[Lines in a dataset]
◆ ◆ ◆
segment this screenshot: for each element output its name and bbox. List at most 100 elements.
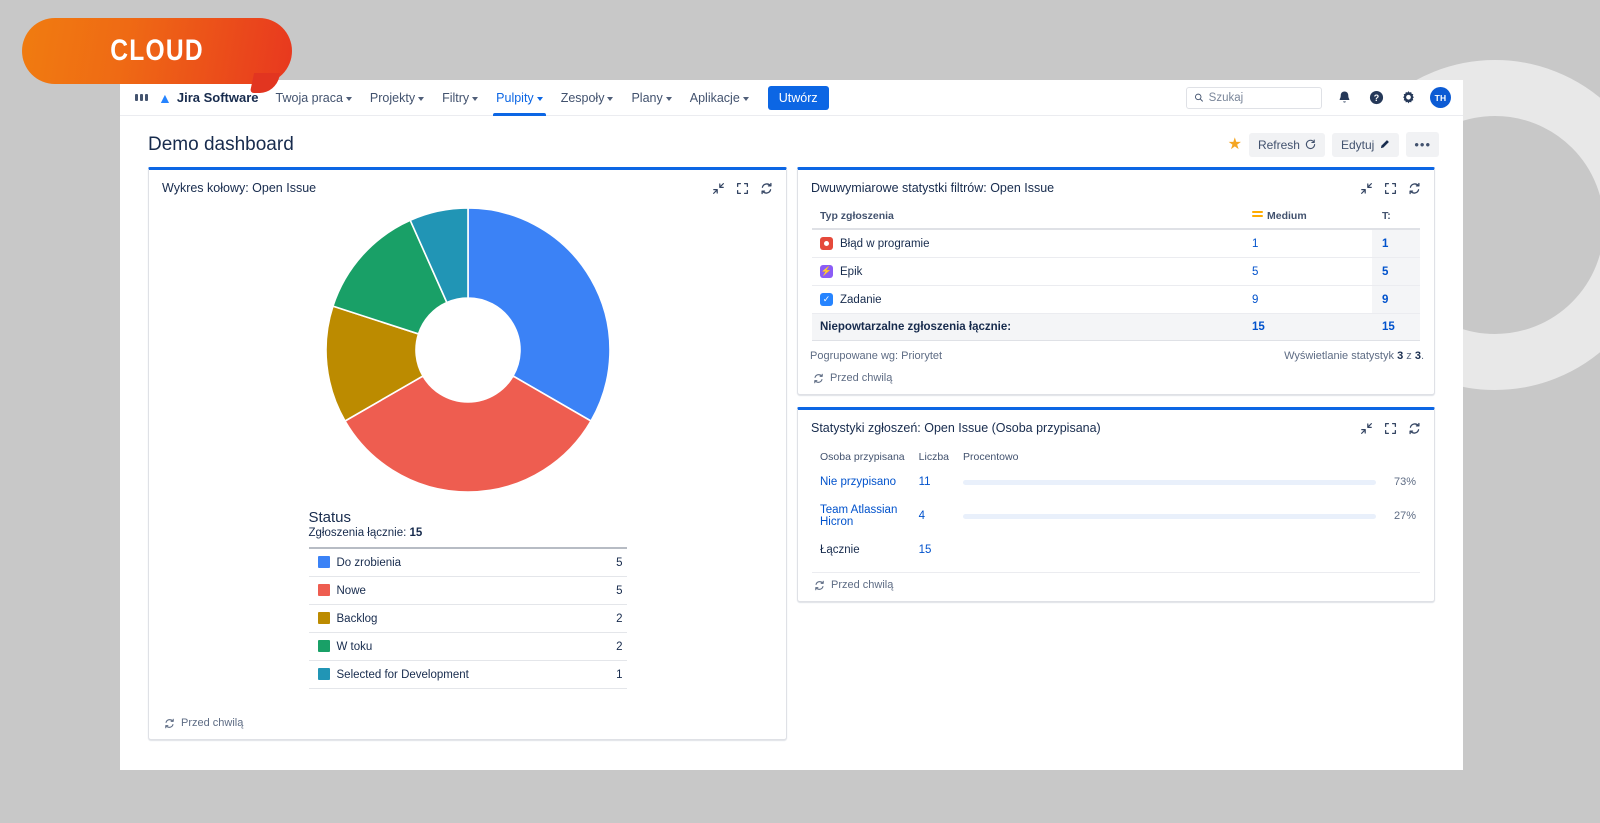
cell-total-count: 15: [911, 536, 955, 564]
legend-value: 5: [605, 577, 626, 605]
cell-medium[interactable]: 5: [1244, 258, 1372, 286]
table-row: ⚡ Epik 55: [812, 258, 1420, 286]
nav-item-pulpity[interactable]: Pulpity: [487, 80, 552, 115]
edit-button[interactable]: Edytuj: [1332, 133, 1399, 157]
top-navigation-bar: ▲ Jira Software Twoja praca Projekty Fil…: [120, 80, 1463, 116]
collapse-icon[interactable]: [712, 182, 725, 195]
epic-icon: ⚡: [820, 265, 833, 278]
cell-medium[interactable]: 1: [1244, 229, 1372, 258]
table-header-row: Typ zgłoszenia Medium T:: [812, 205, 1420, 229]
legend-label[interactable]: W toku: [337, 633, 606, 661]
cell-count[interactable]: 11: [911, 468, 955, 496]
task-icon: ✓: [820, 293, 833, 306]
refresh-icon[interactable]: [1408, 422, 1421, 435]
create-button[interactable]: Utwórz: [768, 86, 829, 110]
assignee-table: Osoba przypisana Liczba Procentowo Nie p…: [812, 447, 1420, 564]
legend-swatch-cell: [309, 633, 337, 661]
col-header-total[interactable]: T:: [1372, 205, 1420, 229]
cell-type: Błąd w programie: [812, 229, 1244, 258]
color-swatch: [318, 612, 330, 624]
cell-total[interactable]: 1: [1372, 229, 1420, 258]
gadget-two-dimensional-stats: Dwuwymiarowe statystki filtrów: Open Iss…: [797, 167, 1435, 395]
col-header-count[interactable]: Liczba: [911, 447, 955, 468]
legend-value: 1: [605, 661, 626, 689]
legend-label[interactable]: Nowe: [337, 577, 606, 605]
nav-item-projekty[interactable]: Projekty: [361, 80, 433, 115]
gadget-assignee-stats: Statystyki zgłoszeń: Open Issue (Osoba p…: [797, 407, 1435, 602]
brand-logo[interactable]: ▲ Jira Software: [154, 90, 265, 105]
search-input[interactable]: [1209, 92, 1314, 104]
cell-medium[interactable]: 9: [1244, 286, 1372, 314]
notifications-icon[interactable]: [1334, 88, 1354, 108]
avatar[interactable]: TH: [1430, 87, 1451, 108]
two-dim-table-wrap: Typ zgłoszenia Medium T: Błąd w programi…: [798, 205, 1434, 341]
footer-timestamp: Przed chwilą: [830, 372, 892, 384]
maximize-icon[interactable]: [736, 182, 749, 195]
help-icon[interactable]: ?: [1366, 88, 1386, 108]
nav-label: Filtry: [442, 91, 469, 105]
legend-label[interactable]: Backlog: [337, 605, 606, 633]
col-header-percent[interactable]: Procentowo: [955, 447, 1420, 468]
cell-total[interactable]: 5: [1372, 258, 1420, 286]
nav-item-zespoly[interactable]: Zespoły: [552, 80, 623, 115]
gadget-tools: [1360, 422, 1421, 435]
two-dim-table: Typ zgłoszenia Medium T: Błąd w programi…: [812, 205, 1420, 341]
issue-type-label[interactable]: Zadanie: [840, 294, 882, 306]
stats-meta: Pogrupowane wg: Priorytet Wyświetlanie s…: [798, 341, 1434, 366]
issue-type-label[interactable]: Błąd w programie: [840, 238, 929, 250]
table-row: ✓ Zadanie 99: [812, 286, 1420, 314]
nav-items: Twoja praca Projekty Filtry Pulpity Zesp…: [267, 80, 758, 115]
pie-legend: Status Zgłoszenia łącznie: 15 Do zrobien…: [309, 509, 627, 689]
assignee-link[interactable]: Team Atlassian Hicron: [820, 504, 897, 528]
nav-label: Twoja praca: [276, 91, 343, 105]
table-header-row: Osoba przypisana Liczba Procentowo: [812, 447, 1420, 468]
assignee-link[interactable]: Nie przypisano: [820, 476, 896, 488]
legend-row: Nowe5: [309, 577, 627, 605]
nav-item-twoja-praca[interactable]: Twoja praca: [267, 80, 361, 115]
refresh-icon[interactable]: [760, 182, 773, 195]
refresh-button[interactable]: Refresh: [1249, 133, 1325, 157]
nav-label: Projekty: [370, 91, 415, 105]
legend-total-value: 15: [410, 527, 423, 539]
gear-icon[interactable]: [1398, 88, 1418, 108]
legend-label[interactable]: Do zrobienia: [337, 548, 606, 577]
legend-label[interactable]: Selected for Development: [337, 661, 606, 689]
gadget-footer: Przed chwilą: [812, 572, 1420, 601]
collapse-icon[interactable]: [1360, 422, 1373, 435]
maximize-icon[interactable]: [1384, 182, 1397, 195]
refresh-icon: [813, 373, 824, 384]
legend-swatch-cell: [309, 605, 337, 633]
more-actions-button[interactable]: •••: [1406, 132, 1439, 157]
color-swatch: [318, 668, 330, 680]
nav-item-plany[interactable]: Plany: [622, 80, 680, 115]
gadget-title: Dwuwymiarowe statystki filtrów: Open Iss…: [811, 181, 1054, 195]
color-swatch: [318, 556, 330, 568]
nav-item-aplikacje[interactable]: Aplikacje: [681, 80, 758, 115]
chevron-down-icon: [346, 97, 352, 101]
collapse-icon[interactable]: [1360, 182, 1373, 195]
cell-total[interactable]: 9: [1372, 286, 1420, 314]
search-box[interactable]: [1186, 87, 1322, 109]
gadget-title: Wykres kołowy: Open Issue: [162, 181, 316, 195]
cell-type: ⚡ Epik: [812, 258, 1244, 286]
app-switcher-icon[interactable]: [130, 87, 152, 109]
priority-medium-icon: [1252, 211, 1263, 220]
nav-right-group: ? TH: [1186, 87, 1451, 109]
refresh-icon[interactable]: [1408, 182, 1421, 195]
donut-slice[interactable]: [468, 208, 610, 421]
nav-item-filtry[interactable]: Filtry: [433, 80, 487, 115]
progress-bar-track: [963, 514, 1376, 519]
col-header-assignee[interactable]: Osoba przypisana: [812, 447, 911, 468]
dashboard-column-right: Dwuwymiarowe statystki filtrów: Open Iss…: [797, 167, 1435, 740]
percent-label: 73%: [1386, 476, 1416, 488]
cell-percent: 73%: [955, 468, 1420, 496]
◆ ◆ ◆
Update the lines above by replacing "collapse-icon" with "fold-icon" and leaving everything else unchanged. Omit the pictures from the output.

segment this screenshot: for each element output its name and bbox. List at most 100 elements.
cell-total-count: 15: [911, 536, 955, 564]
legend-value: 5: [605, 577, 626, 605]
cell-medium[interactable]: 5: [1244, 258, 1372, 286]
table-row: ⚡ Epik 55: [812, 258, 1420, 286]
nav-item-pulpity[interactable]: Pulpity: [487, 80, 552, 115]
edit-button[interactable]: Edytuj: [1332, 133, 1399, 157]
top-navigation-bar: ▲ Jira Software Twoja praca Projekty Fil…: [120, 80, 1463, 116]
fold-icon[interactable]: [712, 182, 725, 195]
epic-icon: ⚡: [820, 265, 833, 278]
cell-medium[interactable]: 1: [1244, 229, 1372, 258]
table-header-row: Typ zgłoszenia Medium T:: [812, 205, 1420, 229]
legend-label[interactable]: W toku: [337, 633, 606, 661]
cell-count[interactable]: 11: [911, 468, 955, 496]
task-icon: ✓: [820, 293, 833, 306]
refresh-icon[interactable]: [1408, 422, 1421, 435]
create-button[interactable]: Utwórz: [768, 86, 829, 110]
assignee-table: Osoba przypisana Liczba Procentowo Nie p…: [812, 447, 1420, 564]
legend-swatch-cell: [309, 633, 337, 661]
col-header-total[interactable]: T:: [1372, 205, 1420, 229]
cell-type: Błąd w programie: [812, 229, 1244, 258]
color-swatch: [318, 612, 330, 624]
cell-total[interactable]: 1: [1372, 229, 1420, 258]
gadget-two-dimensional-stats: Dwuwymiarowe statystki filtrów: Open Iss…: [797, 167, 1435, 395]
col-header-count[interactable]: Liczba: [911, 447, 955, 468]
legend-value: 1: [605, 661, 626, 689]
legend-label[interactable]: Nowe: [337, 577, 606, 605]
nav-item-projekty[interactable]: Projekty: [361, 80, 433, 115]
gadget-assignee-stats: Statystyki zgłoszeń: Open Issue (Osoba p…: [797, 407, 1435, 602]
brand-logo[interactable]: ▲ Jira Software: [154, 90, 265, 105]
search-input[interactable]: [1209, 92, 1314, 104]
cell-medium[interactable]: 9: [1244, 286, 1372, 314]
notifications-icon[interactable]: [1334, 88, 1354, 108]
avatar[interactable]: TH: [1430, 87, 1451, 108]
two-dim-table-wrap: Typ zgłoszenia Medium T: Błąd w programi…: [798, 205, 1434, 341]
footer-timestamp: Przed chwilą: [830, 372, 892, 384]
maximize-icon[interactable]: [736, 182, 749, 195]
help-icon[interactable]: ?: [1366, 88, 1386, 108]
nav-label: Filtry: [442, 91, 469, 105]
legend-label[interactable]: Backlog: [337, 605, 606, 633]
col-header-percent[interactable]: Procentowo: [955, 447, 1420, 468]
cell-total[interactable]: 5: [1372, 258, 1420, 286]
nav-item-zespoly[interactable]: Zespoły: [552, 80, 623, 115]
gadget-tools: [1360, 422, 1421, 435]
two-dim-table: Typ zgłoszenia Medium T: Błąd w programi…: [812, 205, 1420, 341]
issue-type-label[interactable]: Zadanie: [840, 294, 882, 306]
stats-meta: Pogrupowane wg: Priorytet Wyświetlanie s…: [798, 341, 1434, 366]
issue-type-label[interactable]: Błąd w programie: [840, 238, 929, 250]
table-row: ✓ Zadanie 99: [812, 286, 1420, 314]
nav-items: Twoja praca Projekty Filtry Pulpity Zesp…: [267, 80, 758, 115]
pie-legend: Status Zgłoszenia łącznie: 15 Do zrobien…: [309, 509, 627, 689]
assignee-link[interactable]: Team Atlassian Hicron: [820, 504, 897, 528]
nav-label: Twoja praca: [276, 91, 343, 105]
table-header-row: Osoba przypisana Liczba Procentowo: [812, 447, 1420, 468]
assignee-link[interactable]: Nie przypisano: [820, 476, 896, 488]
legend-row: Nowe5: [309, 577, 627, 605]
nav-item-twoja-praca[interactable]: Twoja praca: [267, 80, 361, 115]
refresh-icon[interactable]: [760, 182, 773, 195]
refresh-button[interactable]: Refresh: [1249, 133, 1325, 157]
nav-label: Projekty: [370, 91, 415, 105]
legend-total-value: 15: [410, 527, 423, 539]
gear-icon[interactable]: [1398, 88, 1418, 108]
legend-label[interactable]: Do zrobienia: [337, 548, 606, 577]
legend-label[interactable]: Selected for Development: [337, 661, 606, 689]
gadget-footer: Przed chwilą: [812, 572, 1420, 601]
fold-icon[interactable]: [1360, 422, 1373, 435]
maximize-icon[interactable]: [1384, 182, 1397, 195]
refresh-icon: [813, 373, 824, 384]
legend-swatch-cell: [309, 605, 337, 633]
more-actions-button[interactable]: •••: [1406, 132, 1439, 157]
color-swatch: [318, 668, 330, 680]
nav-item-plany[interactable]: Plany: [622, 80, 680, 115]
gadget-title: Dwuwymiarowe statystki filtrów: Open Iss…: [811, 181, 1054, 195]
color-swatch: [318, 556, 330, 568]
nav-item-aplikacje[interactable]: Aplikacje: [681, 80, 758, 115]
chevron-down-icon: [346, 97, 352, 101]
fold-icon[interactable]: [1360, 182, 1373, 195]
cell-total[interactable]: 9: [1372, 286, 1420, 314]
search-box[interactable]: [1186, 87, 1322, 109]
gadget-title: Wykres kołowy: Open Issue: [162, 181, 316, 195]
cell-type: ⚡ Epik: [812, 258, 1244, 286]
app-switcher-icon[interactable]: [130, 87, 152, 109]
priority-medium-icon: [1252, 211, 1263, 220]
nav-right-group: ? TH: [1186, 87, 1451, 109]
refresh-icon[interactable]: [1408, 182, 1421, 195]
donut-slice[interactable]: [468, 208, 610, 421]
nav-item-filtry[interactable]: Filtry: [433, 80, 487, 115]
progress-bar-track: [963, 514, 1376, 519]
col-header-assignee[interactable]: Osoba przypisana: [812, 447, 911, 468]
dashboard-column-right: Dwuwymiarowe statystki filtrów: Open Iss…: [797, 167, 1435, 740]
percent-label: 73%: [1386, 476, 1416, 488]
cell-percent: 73%: [955, 468, 1420, 496]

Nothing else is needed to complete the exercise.